Problem statement
Count the lines that hold the string "развитие". Reply with the number alone.

The data
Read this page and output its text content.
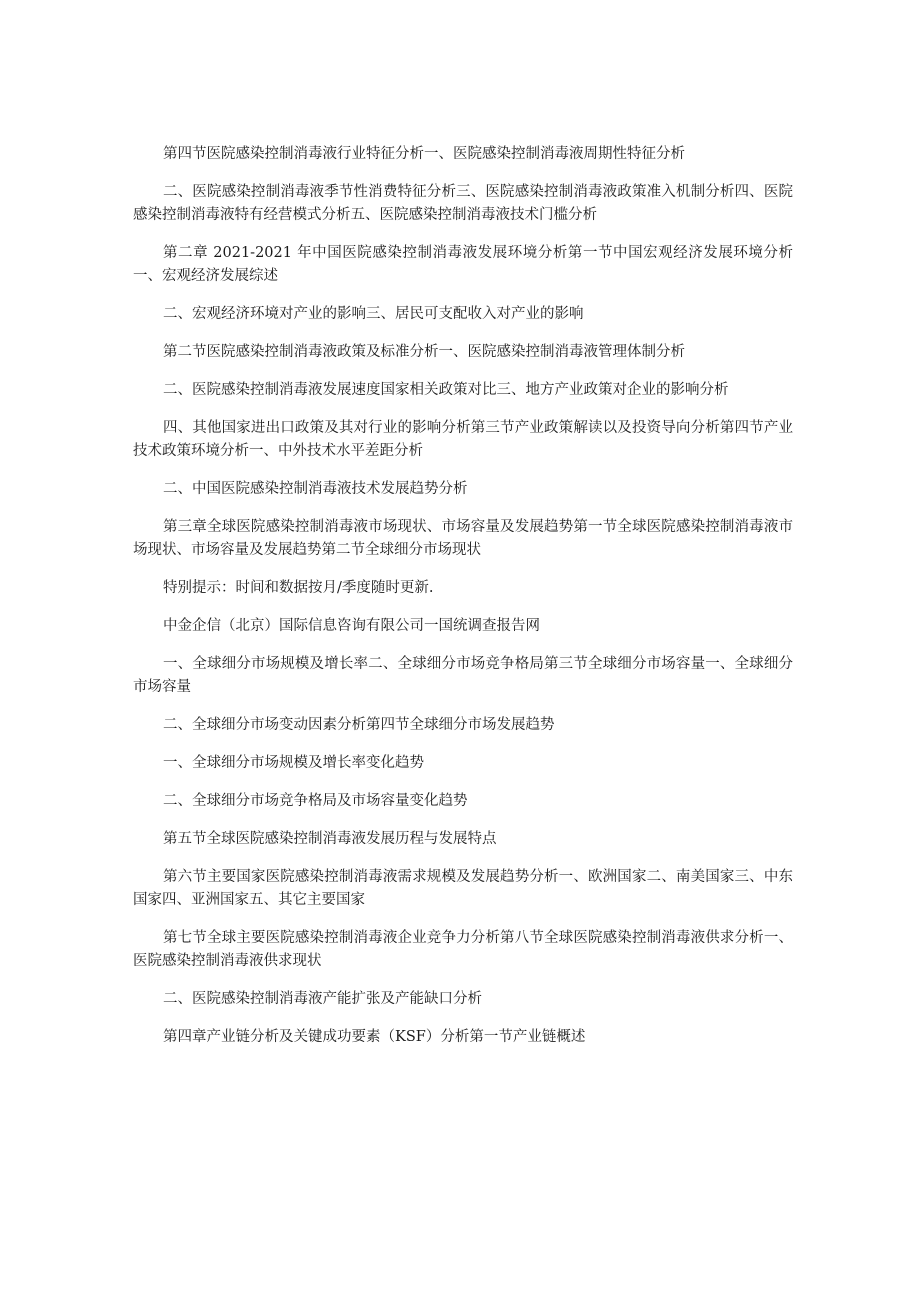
第四节医院感染控制消毒液行业特征分析一、医院感染控制消毒液周期性特征分析

二、医院感染控制消毒液季节性消费特征分析三、医院感染控制消毒液政策准入机制分析四、医院感染控制消毒液特有经营模式分析五、医院感染控制消毒液技术门槛分析

第二章 2021-2021 年中国医院感染控制消毒液发展环境分析第一节中国宏观经济发展环境分析一、宏观经济发展综述

二、宏观经济环境对产业的影响三、居民可支配收入对产业的影响

第二节医院感染控制消毒液政策及标准分析一、医院感染控制消毒液管理体制分析

二、医院感染控制消毒液发展速度国家相关政策对比三、地方产业政策对企业的影响分析

四、其他国家进出口政策及其对行业的影响分析第三节产业政策解读以及投资导向分析第四节产业技术政策环境分析一、中外技术水平差距分析

二、中国医院感染控制消毒液技术发展趋势分析

第三章全球医院感染控制消毒液市场现状、市场容量及发展趋势第一节全球医院感染控制消毒液市场现状、市场容量及发展趋势第二节全球细分市场现状

特别提示：时间和数据按月/季度随时更新.

中金企信（北京）国际信息咨询有限公司一国统调查报告网

一、全球细分市场规模及增长率二、全球细分市场竞争格局第三节全球细分市场容量一、全球细分市场容量

二、全球细分市场变动因素分析第四节全球细分市场发展趋势

一、全球细分市场规模及增长率变化趋势

二、全球细分市场竞争格局及市场容量变化趋势

第五节全球医院感染控制消毒液发展历程与发展特点

第六节主要国家医院感染控制消毒液需求规模及发展趋势分析一、欧洲国家二、南美国家三、中东国家四、亚洲国家五、其它主要国家

第七节全球主要医院感染控制消毒液企业竞争力分析第八节全球医院感染控制消毒液供求分析一、医院感染控制消毒液供求现状

二、医院感染控制消毒液产能扩张及产能缺口分析

第四章产业链分析及关键成功要素（KSF）分析第一节产业链概述
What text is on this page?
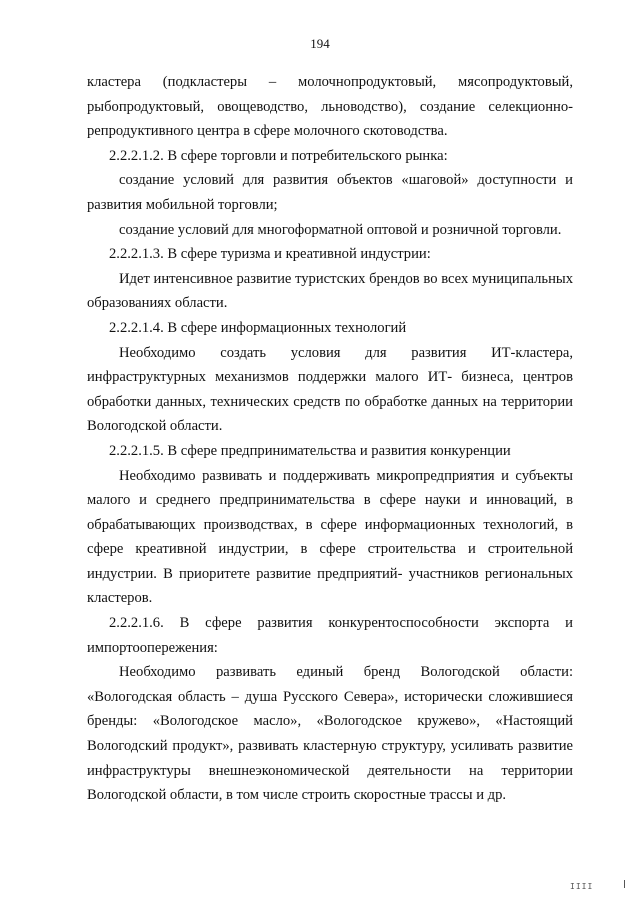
194

кластера (подкластеры – молочнопродуктовый, мясопродуктовый, рыбопродуктовый, овощеводство, льноводство), создание селекционно-репродуктивного центра в сфере молочного скотоводства.

2.2.2.1.2. В сфере торговли и потребительского рынка:

создание условий для развития объектов «шаговой» доступности и развития мобильной торговли;

создание условий для многоформатной оптовой и розничной торговли.

2.2.2.1.3. В сфере туризма и креативной индустрии:

Идет интенсивное развитие туристских брендов во всех муниципальных образованиях области.

2.2.2.1.4. В сфере информационных технологий

Необходимо создать условия для развития ИТ-кластера, инфраструктурных механизмов поддержки малого ИТ- бизнеса, центров обработки данных, технических средств по обработке данных на территории Вологодской области.

2.2.2.1.5. В сфере предпринимательства и развития конкуренции

Необходимо развивать и поддерживать микропредприятия и субъекты малого и среднего предпринимательства в сфере науки и инноваций, в обрабатывающих производствах, в сфере информационных технологий, в сфере креативной индустрии, в сфере строительства и строительной индустрии. В приоритете развитие предприятий- участников региональных кластеров.

2.2.2.1.6. В сфере развития конкурентоспособности экспорта и импортоопережения:

Необходимо развивать единый бренд Вологодской области: «Вологодская область – душа Русского Севера», исторически сложившиеся бренды: «Вологодское масло», «Вологодское кружево», «Настоящий Вологодский продукт», развивать кластерную структуру, усиливать развитие инфраструктуры внешнеэкономической деятельности на территории Вологодской области, в том числе строить скоростные трассы и др.

IIII
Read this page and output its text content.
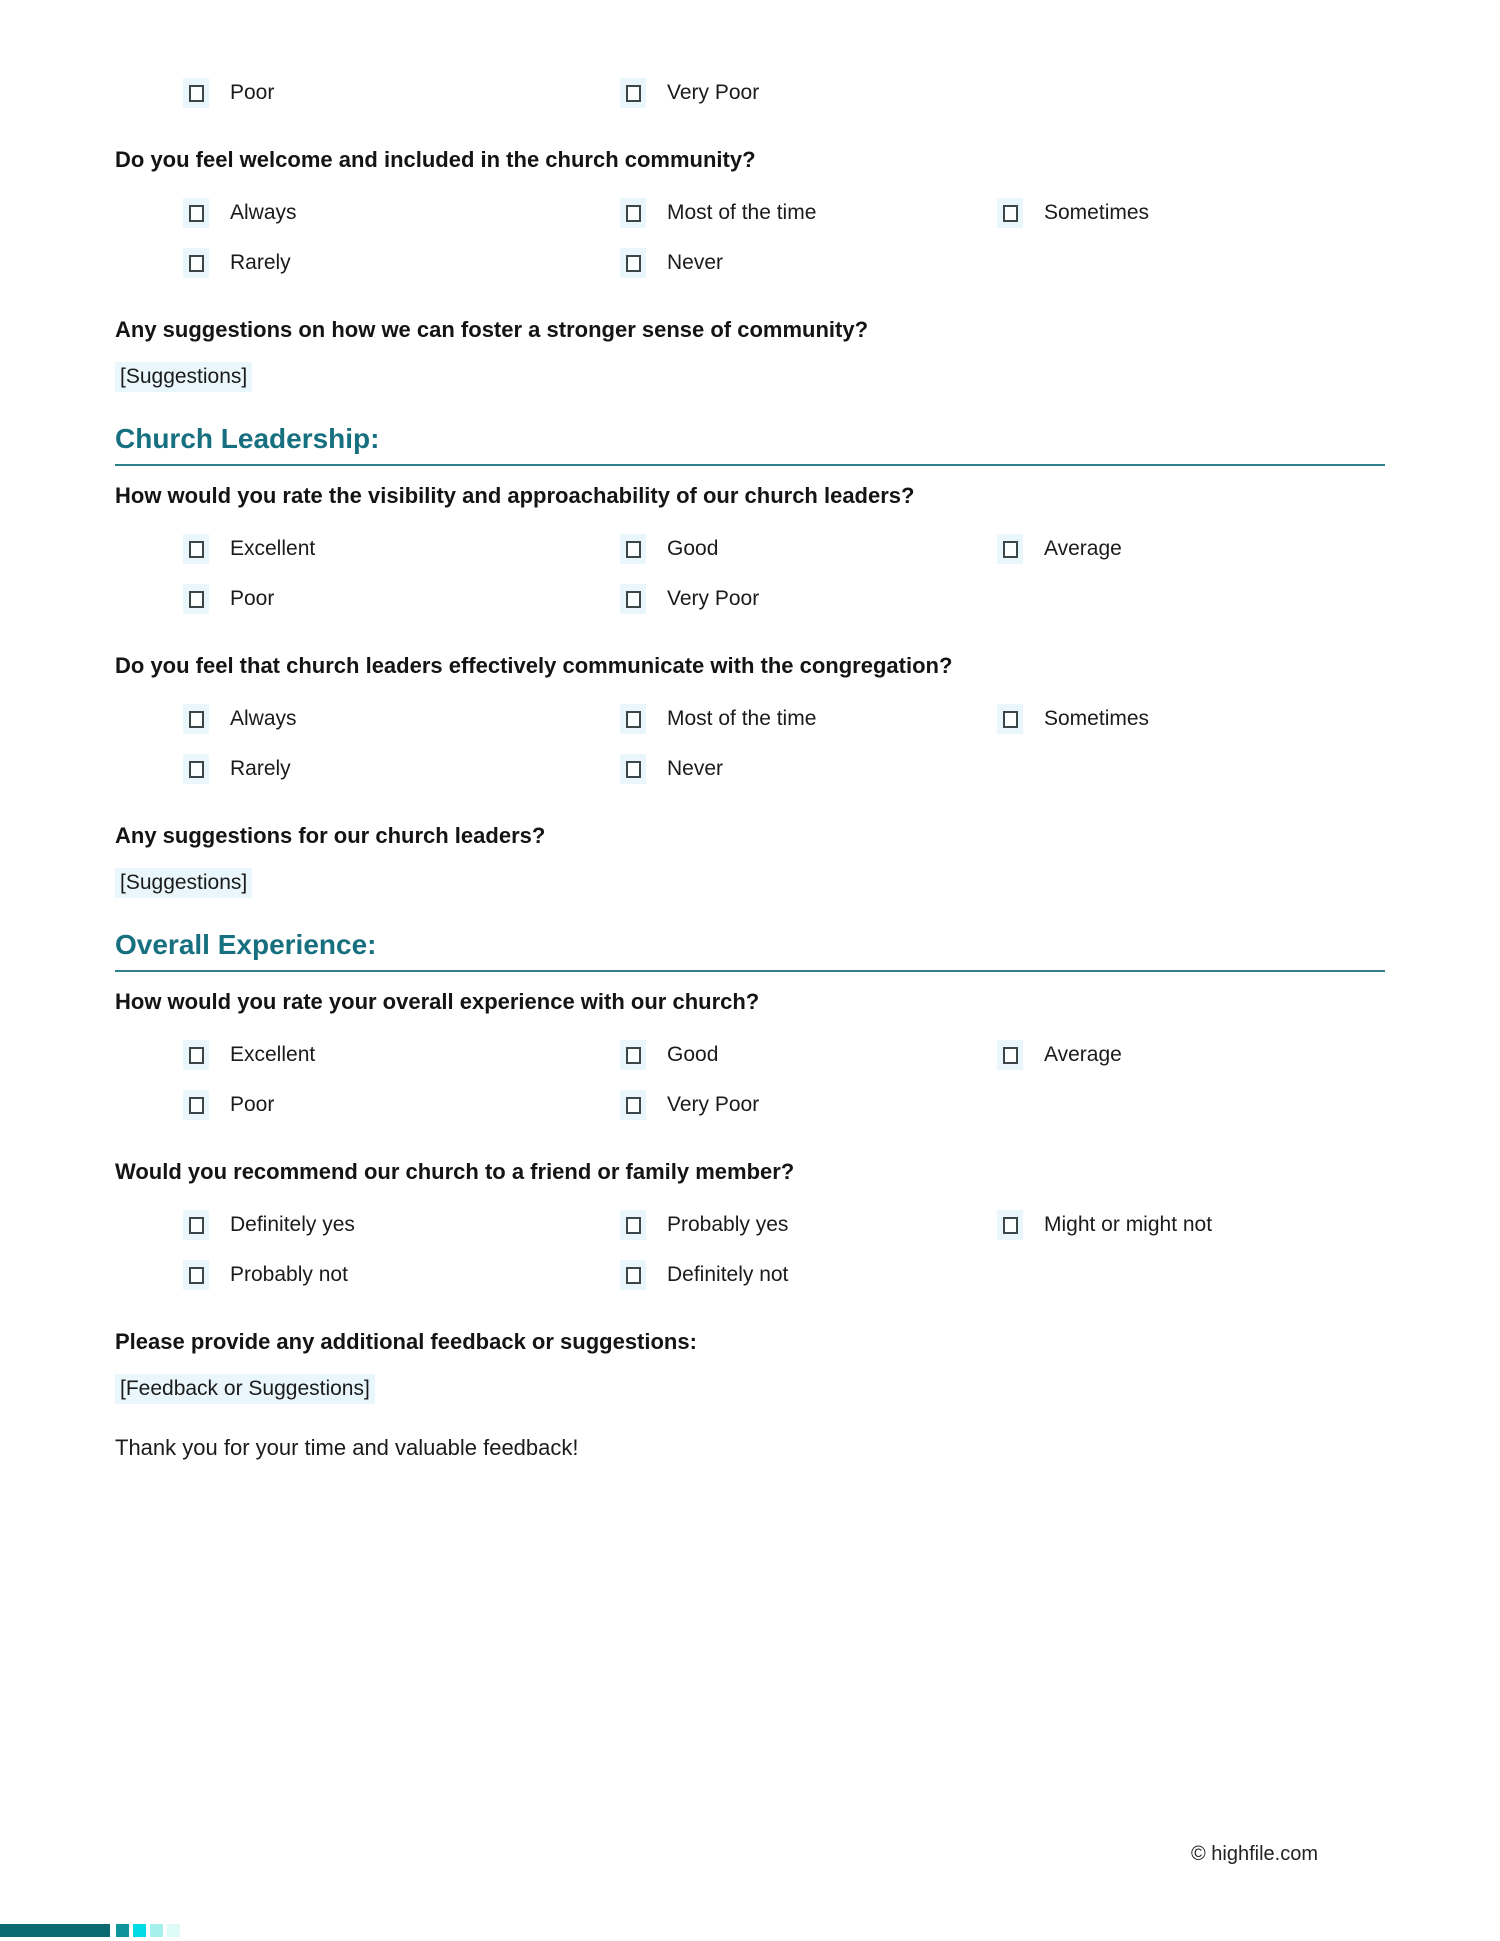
Poor	Very Poor
Do you feel welcome and included in the church community?
Always	Most of the time	Sometimes
Rarely	Never
Any suggestions on how we can foster a stronger sense of community?
[Suggestions]
Church Leadership:
How would you rate the visibility and approachability of our church leaders?
Excellent	Good	Average
Poor	Very Poor
Do you feel that church leaders effectively communicate with the congregation?
Always	Most of the time	Sometimes
Rarely	Never
Any suggestions for our church leaders?
[Suggestions]
Overall Experience:
How would you rate your overall experience with our church?
Excellent	Good	Average
Poor	Very Poor
Would you recommend our church to a friend or family member?
Definitely yes	Probably yes	Might or might not
Probably not	Definitely not
Please provide any additional feedback or suggestions:
[Feedback or Suggestions]
Thank you for your time and valuable feedback!
© highfile.com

Solution for this problem
3